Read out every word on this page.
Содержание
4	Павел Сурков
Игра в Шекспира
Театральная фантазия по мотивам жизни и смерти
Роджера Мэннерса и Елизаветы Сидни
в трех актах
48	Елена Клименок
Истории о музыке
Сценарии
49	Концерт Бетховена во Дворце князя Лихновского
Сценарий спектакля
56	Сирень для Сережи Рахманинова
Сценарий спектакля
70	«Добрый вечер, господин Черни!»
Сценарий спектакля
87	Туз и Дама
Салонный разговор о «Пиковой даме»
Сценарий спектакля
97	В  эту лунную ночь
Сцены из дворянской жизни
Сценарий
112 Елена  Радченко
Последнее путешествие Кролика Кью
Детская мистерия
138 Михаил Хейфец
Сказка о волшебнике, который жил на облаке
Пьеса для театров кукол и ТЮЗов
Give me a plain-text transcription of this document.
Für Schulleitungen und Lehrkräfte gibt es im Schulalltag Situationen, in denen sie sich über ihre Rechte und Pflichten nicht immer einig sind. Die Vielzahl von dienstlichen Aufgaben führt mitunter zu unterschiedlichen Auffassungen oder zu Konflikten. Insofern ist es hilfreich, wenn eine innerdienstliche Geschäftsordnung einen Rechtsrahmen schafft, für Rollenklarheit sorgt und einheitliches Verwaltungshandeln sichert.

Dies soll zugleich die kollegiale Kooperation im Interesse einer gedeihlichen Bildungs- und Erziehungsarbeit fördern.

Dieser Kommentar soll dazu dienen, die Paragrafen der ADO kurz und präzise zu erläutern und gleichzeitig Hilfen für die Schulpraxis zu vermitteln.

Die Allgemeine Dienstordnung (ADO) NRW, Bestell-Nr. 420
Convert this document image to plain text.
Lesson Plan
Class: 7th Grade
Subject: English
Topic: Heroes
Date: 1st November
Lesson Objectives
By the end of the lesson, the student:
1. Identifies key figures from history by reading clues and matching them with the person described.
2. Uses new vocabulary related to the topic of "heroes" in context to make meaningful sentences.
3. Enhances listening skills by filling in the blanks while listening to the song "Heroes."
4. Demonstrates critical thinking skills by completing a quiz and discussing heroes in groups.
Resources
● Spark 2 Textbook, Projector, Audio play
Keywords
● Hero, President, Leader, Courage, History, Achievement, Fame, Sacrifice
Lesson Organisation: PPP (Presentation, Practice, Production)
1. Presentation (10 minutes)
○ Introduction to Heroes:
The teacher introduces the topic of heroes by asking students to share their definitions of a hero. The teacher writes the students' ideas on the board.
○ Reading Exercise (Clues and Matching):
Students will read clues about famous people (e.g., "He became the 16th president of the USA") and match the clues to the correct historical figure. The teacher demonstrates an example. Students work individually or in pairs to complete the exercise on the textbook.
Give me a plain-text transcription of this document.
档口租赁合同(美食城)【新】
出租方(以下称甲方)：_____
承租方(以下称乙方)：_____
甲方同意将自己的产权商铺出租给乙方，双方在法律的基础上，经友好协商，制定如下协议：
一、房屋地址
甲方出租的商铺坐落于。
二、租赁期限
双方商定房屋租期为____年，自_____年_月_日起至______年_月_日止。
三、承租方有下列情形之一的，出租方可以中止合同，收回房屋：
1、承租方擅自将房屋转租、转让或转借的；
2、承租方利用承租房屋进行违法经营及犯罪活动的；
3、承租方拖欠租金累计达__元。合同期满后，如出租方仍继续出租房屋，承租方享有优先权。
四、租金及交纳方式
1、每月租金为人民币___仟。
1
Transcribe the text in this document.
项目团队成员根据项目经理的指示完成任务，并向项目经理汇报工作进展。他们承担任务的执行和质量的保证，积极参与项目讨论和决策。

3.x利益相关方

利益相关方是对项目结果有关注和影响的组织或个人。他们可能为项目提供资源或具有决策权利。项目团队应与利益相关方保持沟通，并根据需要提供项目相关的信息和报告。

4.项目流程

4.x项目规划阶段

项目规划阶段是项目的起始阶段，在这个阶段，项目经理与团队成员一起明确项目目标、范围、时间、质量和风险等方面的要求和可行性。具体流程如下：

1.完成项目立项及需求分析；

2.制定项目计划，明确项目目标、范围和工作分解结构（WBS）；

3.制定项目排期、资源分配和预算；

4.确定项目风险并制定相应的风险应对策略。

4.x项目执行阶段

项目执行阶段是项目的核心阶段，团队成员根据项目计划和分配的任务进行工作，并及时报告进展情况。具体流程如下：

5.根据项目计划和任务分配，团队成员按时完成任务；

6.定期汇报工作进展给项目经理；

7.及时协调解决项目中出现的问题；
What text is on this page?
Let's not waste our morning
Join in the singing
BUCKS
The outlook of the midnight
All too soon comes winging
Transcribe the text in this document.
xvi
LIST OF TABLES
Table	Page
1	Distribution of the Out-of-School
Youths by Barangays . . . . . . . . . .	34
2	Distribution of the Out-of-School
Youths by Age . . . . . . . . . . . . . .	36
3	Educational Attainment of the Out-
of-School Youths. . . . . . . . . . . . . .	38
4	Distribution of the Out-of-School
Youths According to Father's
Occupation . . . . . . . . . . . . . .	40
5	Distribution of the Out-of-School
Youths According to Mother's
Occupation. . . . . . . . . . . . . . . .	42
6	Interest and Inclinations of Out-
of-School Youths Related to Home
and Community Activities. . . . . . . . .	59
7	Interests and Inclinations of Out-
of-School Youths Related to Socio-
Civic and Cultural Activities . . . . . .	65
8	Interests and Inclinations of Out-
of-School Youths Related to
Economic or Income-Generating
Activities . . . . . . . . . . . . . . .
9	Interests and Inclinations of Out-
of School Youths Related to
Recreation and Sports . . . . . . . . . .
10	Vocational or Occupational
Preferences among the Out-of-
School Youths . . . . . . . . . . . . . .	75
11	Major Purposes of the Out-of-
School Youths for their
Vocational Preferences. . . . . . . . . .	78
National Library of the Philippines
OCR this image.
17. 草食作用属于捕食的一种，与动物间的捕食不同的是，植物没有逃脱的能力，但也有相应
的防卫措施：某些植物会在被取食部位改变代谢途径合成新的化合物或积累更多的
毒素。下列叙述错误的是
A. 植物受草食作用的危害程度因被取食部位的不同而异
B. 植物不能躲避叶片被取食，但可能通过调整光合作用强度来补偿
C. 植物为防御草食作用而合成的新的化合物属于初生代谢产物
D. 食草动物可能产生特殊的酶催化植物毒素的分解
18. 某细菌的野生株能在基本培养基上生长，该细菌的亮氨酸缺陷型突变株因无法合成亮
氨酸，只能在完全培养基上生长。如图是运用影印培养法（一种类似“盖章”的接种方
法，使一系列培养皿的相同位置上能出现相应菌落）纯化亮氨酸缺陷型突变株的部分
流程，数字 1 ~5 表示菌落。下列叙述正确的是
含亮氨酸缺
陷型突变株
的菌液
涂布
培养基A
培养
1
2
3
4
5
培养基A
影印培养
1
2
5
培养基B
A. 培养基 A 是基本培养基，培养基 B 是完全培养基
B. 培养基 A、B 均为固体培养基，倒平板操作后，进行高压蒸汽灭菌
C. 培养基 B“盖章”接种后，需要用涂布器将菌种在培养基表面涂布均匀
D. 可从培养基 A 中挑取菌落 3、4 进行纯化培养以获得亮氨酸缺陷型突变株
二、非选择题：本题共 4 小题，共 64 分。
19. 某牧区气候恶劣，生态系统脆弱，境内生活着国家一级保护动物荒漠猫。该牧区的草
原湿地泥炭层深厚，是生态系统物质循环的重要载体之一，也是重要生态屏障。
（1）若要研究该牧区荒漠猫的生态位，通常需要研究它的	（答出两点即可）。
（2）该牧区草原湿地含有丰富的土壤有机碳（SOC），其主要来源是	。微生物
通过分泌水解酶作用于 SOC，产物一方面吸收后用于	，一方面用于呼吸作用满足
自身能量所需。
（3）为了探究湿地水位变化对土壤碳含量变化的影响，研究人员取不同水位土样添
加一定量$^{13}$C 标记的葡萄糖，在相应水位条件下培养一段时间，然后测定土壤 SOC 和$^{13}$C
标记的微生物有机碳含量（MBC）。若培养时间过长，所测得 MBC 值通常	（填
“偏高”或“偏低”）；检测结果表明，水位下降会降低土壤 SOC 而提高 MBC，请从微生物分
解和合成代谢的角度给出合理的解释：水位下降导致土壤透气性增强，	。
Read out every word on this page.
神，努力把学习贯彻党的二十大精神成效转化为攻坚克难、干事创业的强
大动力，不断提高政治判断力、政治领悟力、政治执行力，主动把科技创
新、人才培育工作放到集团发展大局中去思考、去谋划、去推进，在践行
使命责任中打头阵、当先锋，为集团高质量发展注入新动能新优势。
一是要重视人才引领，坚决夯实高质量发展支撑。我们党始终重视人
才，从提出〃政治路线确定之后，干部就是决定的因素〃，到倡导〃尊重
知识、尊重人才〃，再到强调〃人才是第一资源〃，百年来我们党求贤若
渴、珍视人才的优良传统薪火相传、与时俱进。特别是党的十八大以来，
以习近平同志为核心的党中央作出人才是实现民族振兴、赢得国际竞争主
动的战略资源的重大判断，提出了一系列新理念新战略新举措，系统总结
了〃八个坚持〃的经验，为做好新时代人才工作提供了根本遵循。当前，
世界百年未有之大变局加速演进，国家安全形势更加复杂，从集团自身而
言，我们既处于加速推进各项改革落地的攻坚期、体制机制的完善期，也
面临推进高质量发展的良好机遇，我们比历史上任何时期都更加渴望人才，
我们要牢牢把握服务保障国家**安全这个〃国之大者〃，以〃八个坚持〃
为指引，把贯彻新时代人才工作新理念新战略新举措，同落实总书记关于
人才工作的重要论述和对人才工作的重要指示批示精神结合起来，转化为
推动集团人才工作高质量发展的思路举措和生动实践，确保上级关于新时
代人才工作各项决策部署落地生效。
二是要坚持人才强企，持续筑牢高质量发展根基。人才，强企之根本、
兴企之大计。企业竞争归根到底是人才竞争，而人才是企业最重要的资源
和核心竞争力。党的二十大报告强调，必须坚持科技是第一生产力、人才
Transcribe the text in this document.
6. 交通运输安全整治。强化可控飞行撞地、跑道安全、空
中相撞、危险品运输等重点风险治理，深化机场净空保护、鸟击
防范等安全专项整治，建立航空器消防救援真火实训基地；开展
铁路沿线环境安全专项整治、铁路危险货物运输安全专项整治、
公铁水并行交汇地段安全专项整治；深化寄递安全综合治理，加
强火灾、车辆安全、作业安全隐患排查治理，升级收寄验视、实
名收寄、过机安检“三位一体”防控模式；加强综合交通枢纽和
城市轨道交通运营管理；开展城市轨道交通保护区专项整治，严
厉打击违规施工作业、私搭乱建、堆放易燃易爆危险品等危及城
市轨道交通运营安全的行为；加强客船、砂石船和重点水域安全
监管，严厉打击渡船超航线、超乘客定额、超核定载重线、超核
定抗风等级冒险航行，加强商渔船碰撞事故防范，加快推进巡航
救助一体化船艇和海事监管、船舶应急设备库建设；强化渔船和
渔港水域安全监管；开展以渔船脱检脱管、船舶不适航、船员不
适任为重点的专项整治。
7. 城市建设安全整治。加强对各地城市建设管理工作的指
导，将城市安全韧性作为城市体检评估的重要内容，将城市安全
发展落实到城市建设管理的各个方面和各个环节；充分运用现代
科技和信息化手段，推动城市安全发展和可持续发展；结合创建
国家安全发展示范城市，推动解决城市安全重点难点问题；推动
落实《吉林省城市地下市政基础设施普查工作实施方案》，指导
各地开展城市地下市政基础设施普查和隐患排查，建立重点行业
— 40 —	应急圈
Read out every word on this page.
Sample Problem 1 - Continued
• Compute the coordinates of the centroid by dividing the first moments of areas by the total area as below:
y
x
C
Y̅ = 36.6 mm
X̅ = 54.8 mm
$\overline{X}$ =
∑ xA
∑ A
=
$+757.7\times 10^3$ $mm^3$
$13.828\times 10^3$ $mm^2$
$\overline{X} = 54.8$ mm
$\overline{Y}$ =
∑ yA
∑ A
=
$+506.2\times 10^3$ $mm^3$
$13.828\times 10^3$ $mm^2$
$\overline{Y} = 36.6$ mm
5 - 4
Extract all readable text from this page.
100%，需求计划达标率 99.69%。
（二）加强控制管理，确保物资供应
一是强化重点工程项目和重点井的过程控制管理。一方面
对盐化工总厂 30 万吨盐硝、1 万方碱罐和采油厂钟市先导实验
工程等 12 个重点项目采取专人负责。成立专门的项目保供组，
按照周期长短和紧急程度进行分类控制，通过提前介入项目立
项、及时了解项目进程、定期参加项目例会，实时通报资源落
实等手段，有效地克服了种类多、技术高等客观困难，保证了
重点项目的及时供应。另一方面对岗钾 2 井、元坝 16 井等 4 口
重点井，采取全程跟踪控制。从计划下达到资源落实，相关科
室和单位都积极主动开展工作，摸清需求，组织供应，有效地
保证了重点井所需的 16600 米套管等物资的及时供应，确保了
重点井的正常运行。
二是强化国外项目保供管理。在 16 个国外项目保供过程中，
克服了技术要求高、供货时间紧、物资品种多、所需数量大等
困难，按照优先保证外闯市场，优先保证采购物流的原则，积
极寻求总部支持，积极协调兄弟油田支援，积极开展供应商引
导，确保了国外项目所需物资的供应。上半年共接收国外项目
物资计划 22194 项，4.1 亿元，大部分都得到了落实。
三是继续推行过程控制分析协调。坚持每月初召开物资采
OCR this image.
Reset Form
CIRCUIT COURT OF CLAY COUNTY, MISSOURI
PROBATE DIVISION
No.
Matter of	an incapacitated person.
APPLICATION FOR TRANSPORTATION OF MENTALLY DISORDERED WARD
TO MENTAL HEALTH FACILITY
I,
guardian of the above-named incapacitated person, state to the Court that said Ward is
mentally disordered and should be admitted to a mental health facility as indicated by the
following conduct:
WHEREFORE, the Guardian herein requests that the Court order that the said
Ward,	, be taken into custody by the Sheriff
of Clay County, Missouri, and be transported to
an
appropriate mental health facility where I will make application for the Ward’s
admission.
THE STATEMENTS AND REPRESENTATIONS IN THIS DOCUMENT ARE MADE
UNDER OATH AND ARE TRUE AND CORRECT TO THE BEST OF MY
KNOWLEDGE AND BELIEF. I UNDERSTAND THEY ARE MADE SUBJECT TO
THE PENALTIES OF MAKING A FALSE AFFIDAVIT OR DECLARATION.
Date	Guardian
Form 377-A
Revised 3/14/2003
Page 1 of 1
+ + +
* _Required work_
Return solely the number of lines in the data that include the word "from".

* _Written answer_
2